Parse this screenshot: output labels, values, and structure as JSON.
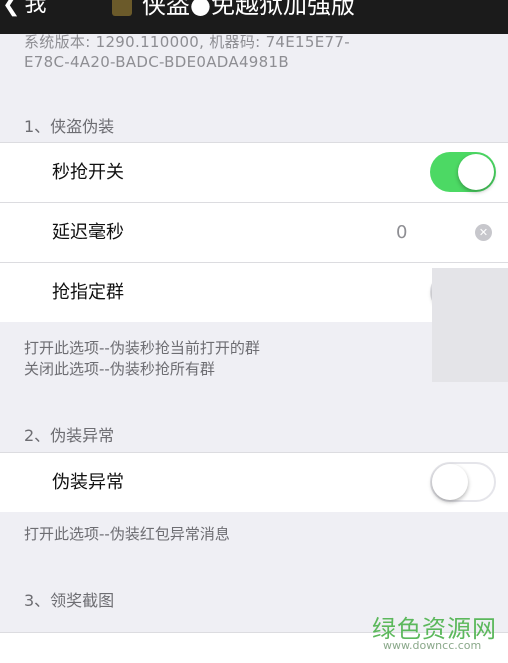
{
  "nav": {
    "back_label": "我",
    "title": "侠盗●免越狱加强版"
  },
  "sysinfo": {
    "line1": "系统版本: 1290.110000, 机器码: 74E15E77-",
    "line2": "E78C-4A20-BADC-BDE0ADA4981B"
  },
  "sections": [
    {
      "header": "1、侠盗伪装",
      "rows": [
        {
          "label": "秒抢开关",
          "type": "toggle",
          "state": "on"
        },
        {
          "label": "延迟毫秒",
          "type": "input",
          "value": "0"
        },
        {
          "label": "抢指定群",
          "type": "toggle",
          "state": "off"
        }
      ],
      "footer": [
        "打开此选项--伪装秒抢当前打开的群",
        "关闭此选项--伪装秒抢所有群"
      ]
    },
    {
      "header": "2、伪装异常",
      "rows": [
        {
          "label": "伪装异常",
          "type": "toggle",
          "state": "off"
        }
      ],
      "footer": [
        "打开此选项--伪装红包异常消息"
      ]
    },
    {
      "header": "3、领奖截图",
      "rows": [],
      "footer": []
    }
  ],
  "watermark": {
    "main": "绿色资源网",
    "url": "www.downcc.com"
  },
  "colors": {
    "toggle_on": "#4cd964",
    "background": "#efeff4",
    "navbar": "#1b1b1b",
    "watermark": "#5cb85c"
  }
}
== == ==
• _WHAT TO WORK ON_
Transcribe all the records above word for word, without their images.

• _EXPECTED ANSWER_
Parse this screenshot: output labels, values, and structure as JSON.
{
  "nav": {
    "back_label": "我",
    "title": "侠盗●免越狱加强版"
  },
  "sysinfo": {
    "line1": "系统版本: 1290.110000, 机器码: 74E15E77-",
    "line2": "E78C-4A20-BADC-BDE0ADA4981B"
  },
  "sections": [
    {
      "header": "1、侠盗伪装",
      "rows": [
        {
          "label": "秒抢开关",
          "type": "toggle",
          "state": "on"
        },
        {
          "label": "延迟毫秒",
          "type": "input",
          "value": "0"
        },
        {
          "label": "抢指定群",
          "type": "toggle",
          "state": "off"
        }
      ],
      "footer": [
        "打开此选项--伪装秒抢当前打开的群",
        "关闭此选项--伪装秒抢所有群"
      ]
    },
    {
      "header": "2、伪装异常",
      "rows": [
        {
          "label": "伪装异常",
          "type": "toggle",
          "state": "off"
        }
      ],
      "footer": [
        "打开此选项--伪装红包异常消息"
      ]
    },
    {
      "header": "3、领奖截图",
      "rows": [],
      "footer": []
    }
  ],
  "watermark": {
    "main": "绿色资源网",
    "url": "www.downcc.com"
  },
  "colors": {
    "toggle_on": "#4cd964",
    "background": "#efeff4",
    "navbar": "#1b1b1b",
    "watermark": "#5cb85c"
  }
}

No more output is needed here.